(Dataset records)
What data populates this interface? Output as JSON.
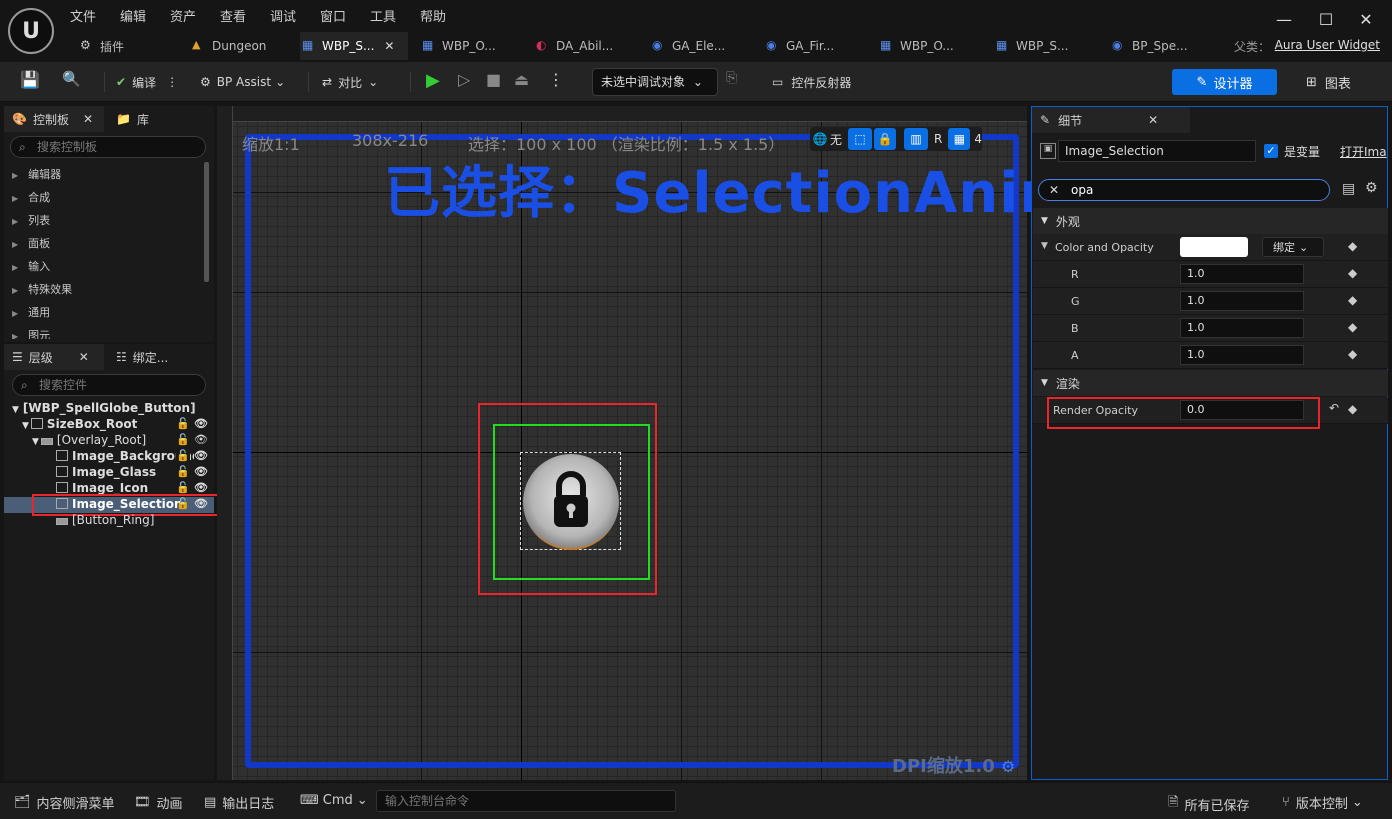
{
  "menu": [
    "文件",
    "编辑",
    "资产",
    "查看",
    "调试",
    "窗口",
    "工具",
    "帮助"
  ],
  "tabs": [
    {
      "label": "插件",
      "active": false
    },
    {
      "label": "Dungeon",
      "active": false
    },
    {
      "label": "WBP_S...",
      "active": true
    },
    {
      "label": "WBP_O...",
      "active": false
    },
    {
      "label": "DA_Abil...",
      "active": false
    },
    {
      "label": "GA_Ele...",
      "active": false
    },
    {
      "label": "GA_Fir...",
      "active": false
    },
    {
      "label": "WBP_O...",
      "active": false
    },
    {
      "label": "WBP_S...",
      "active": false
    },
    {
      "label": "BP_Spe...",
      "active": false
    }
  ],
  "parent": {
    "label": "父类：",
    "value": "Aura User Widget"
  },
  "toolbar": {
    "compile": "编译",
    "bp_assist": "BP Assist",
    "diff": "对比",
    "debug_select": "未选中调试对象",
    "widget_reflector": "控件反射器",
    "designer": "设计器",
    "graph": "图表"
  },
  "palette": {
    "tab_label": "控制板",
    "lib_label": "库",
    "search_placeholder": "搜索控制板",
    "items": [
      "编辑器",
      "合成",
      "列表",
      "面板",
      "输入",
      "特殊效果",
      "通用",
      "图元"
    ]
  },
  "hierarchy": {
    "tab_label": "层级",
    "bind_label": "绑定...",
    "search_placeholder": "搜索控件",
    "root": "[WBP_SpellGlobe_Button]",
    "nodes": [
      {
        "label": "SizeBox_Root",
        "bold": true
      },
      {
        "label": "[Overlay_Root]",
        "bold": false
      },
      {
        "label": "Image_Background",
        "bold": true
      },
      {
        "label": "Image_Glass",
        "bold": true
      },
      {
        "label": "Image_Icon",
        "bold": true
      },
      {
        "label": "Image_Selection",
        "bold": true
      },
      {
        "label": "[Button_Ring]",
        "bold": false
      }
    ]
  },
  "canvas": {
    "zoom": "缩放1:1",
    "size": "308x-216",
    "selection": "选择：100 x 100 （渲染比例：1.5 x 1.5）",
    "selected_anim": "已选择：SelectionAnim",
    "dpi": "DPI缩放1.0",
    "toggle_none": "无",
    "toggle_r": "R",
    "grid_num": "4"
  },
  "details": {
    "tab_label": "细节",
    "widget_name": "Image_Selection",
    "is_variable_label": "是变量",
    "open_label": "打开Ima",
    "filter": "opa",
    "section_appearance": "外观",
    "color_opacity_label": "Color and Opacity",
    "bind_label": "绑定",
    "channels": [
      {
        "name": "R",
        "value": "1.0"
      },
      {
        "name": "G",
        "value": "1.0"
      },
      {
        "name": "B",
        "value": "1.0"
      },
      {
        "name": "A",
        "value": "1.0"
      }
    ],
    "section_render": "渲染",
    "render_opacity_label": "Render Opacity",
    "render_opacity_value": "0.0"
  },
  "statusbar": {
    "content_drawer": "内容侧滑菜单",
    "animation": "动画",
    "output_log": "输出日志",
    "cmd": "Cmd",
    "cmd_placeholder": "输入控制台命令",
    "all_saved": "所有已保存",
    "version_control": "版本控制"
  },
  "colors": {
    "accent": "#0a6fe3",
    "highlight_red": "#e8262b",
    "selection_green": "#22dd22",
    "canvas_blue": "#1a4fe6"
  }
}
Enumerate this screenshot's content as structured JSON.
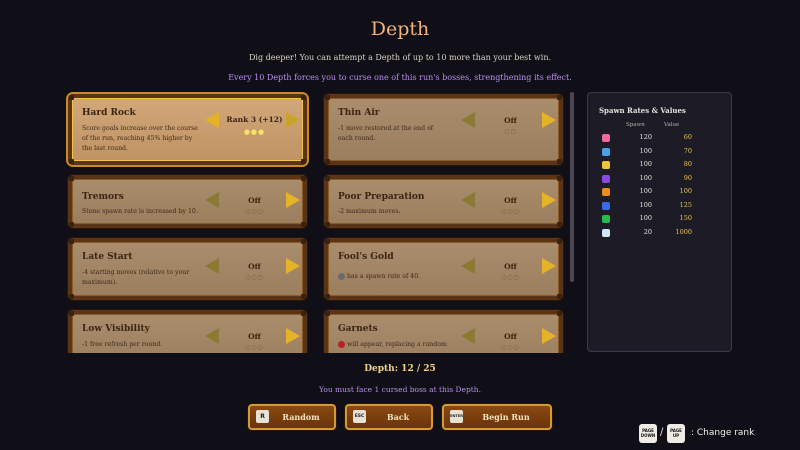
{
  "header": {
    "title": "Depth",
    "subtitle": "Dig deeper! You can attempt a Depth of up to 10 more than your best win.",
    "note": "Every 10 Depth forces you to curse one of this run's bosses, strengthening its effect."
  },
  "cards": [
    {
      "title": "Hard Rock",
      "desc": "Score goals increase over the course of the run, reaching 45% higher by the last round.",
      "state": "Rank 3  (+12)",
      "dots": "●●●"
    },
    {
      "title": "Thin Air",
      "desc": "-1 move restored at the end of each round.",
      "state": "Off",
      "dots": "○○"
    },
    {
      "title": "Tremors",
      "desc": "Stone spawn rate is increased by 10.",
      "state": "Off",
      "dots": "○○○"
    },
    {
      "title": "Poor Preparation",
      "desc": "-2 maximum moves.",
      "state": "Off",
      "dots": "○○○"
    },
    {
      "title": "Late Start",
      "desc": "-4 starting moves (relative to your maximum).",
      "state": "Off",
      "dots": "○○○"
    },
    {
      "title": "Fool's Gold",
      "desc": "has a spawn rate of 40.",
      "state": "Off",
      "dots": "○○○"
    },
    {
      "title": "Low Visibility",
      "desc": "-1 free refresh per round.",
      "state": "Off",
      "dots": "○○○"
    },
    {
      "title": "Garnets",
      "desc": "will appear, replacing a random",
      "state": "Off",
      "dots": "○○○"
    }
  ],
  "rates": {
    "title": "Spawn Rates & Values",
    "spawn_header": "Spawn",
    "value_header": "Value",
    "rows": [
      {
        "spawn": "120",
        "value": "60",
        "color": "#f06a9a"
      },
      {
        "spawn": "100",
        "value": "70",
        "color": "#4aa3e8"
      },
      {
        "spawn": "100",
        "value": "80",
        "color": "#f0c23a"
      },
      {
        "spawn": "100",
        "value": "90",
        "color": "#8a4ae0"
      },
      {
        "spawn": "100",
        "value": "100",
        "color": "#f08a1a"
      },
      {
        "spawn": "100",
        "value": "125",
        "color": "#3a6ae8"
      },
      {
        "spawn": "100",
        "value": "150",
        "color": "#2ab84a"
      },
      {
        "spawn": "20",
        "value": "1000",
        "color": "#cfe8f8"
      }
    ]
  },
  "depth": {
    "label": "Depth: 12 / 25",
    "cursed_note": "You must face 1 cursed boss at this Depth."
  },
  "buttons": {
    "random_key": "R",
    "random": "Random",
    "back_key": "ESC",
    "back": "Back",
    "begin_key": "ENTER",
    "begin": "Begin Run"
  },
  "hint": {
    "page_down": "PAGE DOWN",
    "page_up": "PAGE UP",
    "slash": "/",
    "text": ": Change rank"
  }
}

Given instruction: Copy out the data above exactly, except the pictures.

Task output:
What data populates this interface? Output as JSON.
{
  "menu": [
    "文件",
    "编辑",
    "资产",
    "查看",
    "调试",
    "窗口",
    "工具",
    "帮助"
  ],
  "tabs": [
    {
      "label": "插件",
      "active": false
    },
    {
      "label": "Dungeon",
      "active": false
    },
    {
      "label": "WBP_S...",
      "active": true
    },
    {
      "label": "WBP_O...",
      "active": false
    },
    {
      "label": "DA_Abil...",
      "active": false
    },
    {
      "label": "GA_Ele...",
      "active": false
    },
    {
      "label": "GA_Fir...",
      "active": false
    },
    {
      "label": "WBP_O...",
      "active": false
    },
    {
      "label": "WBP_S...",
      "active": false
    },
    {
      "label": "BP_Spe...",
      "active": false
    }
  ],
  "parent": {
    "label": "父类：",
    "value": "Aura User Widget"
  },
  "toolbar": {
    "compile": "编译",
    "bp_assist": "BP Assist",
    "diff": "对比",
    "debug_select": "未选中调试对象",
    "widget_reflector": "控件反射器",
    "designer": "设计器",
    "graph": "图表"
  },
  "palette": {
    "tab_label": "控制板",
    "lib_label": "库",
    "search_placeholder": "搜索控制板",
    "items": [
      "编辑器",
      "合成",
      "列表",
      "面板",
      "输入",
      "特殊效果",
      "通用",
      "图元"
    ]
  },
  "hierarchy": {
    "tab_label": "层级",
    "bind_label": "绑定...",
    "search_placeholder": "搜索控件",
    "root": "[WBP_SpellGlobe_Button]",
    "nodes": [
      {
        "label": "SizeBox_Root",
        "bold": true
      },
      {
        "label": "[Overlay_Root]",
        "bold": false
      },
      {
        "label": "Image_Background",
        "bold": true
      },
      {
        "label": "Image_Glass",
        "bold": true
      },
      {
        "label": "Image_Icon",
        "bold": true
      },
      {
        "label": "Image_Selection",
        "bold": true
      },
      {
        "label": "[Button_Ring]",
        "bold": false
      }
    ]
  },
  "canvas": {
    "zoom": "缩放1:1",
    "size": "308x-216",
    "selection": "选择：100 x 100 （渲染比例：1.5 x 1.5）",
    "selected_anim": "已选择：SelectionAnim",
    "dpi": "DPI缩放1.0",
    "toggle_none": "无",
    "toggle_r": "R",
    "grid_num": "4"
  },
  "details": {
    "tab_label": "细节",
    "widget_name": "Image_Selection",
    "is_variable_label": "是变量",
    "open_label": "打开Ima",
    "filter": "opa",
    "section_appearance": "外观",
    "color_opacity_label": "Color and Opacity",
    "bind_label": "绑定",
    "channels": [
      {
        "name": "R",
        "value": "1.0"
      },
      {
        "name": "G",
        "value": "1.0"
      },
      {
        "name": "B",
        "value": "1.0"
      },
      {
        "name": "A",
        "value": "1.0"
      }
    ],
    "section_render": "渲染",
    "render_opacity_label": "Render Opacity",
    "render_opacity_value": "0.0"
  },
  "statusbar": {
    "content_drawer": "内容侧滑菜单",
    "animation": "动画",
    "output_log": "输出日志",
    "cmd": "Cmd",
    "cmd_placeholder": "输入控制台命令",
    "all_saved": "所有已保存",
    "version_control": "版本控制"
  },
  "colors": {
    "accent": "#0a6fe3",
    "highlight_red": "#e8262b",
    "selection_green": "#22dd22",
    "canvas_blue": "#1a4fe6"
  }
}
Enumerate this screenshot's content as structured JSON.
{
  "header": {
    "title": "Depth",
    "subtitle": "Dig deeper! You can attempt a Depth of up to 10 more than your best win.",
    "note": "Every 10 Depth forces you to curse one of this run's bosses, strengthening its effect."
  },
  "cards": [
    {
      "title": "Hard Rock",
      "desc": "Score goals increase over the course of the run, reaching 45% higher by the last round.",
      "state": "Rank 3  (+12)",
      "dots": "●●●"
    },
    {
      "title": "Thin Air",
      "desc": "-1 move restored at the end of each round.",
      "state": "Off",
      "dots": "○○"
    },
    {
      "title": "Tremors",
      "desc": "Stone spawn rate is increased by 10.",
      "state": "Off",
      "dots": "○○○"
    },
    {
      "title": "Poor Preparation",
      "desc": "-2 maximum moves.",
      "state": "Off",
      "dots": "○○○"
    },
    {
      "title": "Late Start",
      "desc": "-4 starting moves (relative to your maximum).",
      "state": "Off",
      "dots": "○○○"
    },
    {
      "title": "Fool's Gold",
      "desc": "has a spawn rate of 40.",
      "state": "Off",
      "dots": "○○○"
    },
    {
      "title": "Low Visibility",
      "desc": "-1 free refresh per round.",
      "state": "Off",
      "dots": "○○○"
    },
    {
      "title": "Garnets",
      "desc": "will appear, replacing a random",
      "state": "Off",
      "dots": "○○○"
    }
  ],
  "rates": {
    "title": "Spawn Rates & Values",
    "spawn_header": "Spawn",
    "value_header": "Value",
    "rows": [
      {
        "spawn": "120",
        "value": "60",
        "color": "#f06a9a"
      },
      {
        "spawn": "100",
        "value": "70",
        "color": "#4aa3e8"
      },
      {
        "spawn": "100",
        "value": "80",
        "color": "#f0c23a"
      },
      {
        "spawn": "100",
        "value": "90",
        "color": "#8a4ae0"
      },
      {
        "spawn": "100",
        "value": "100",
        "color": "#f08a1a"
      },
      {
        "spawn": "100",
        "value": "125",
        "color": "#3a6ae8"
      },
      {
        "spawn": "100",
        "value": "150",
        "color": "#2ab84a"
      },
      {
        "spawn": "20",
        "value": "1000",
        "color": "#cfe8f8"
      }
    ]
  },
  "depth": {
    "label": "Depth: 12 / 25",
    "cursed_note": "You must face 1 cursed boss at this Depth."
  },
  "buttons": {
    "random_key": "R",
    "random": "Random",
    "back_key": "ESC",
    "back": "Back",
    "begin_key": "ENTER",
    "begin": "Begin Run"
  },
  "hint": {
    "page_down": "PAGE DOWN",
    "page_up": "PAGE UP",
    "slash": "/",
    "text": ": Change rank"
  }
}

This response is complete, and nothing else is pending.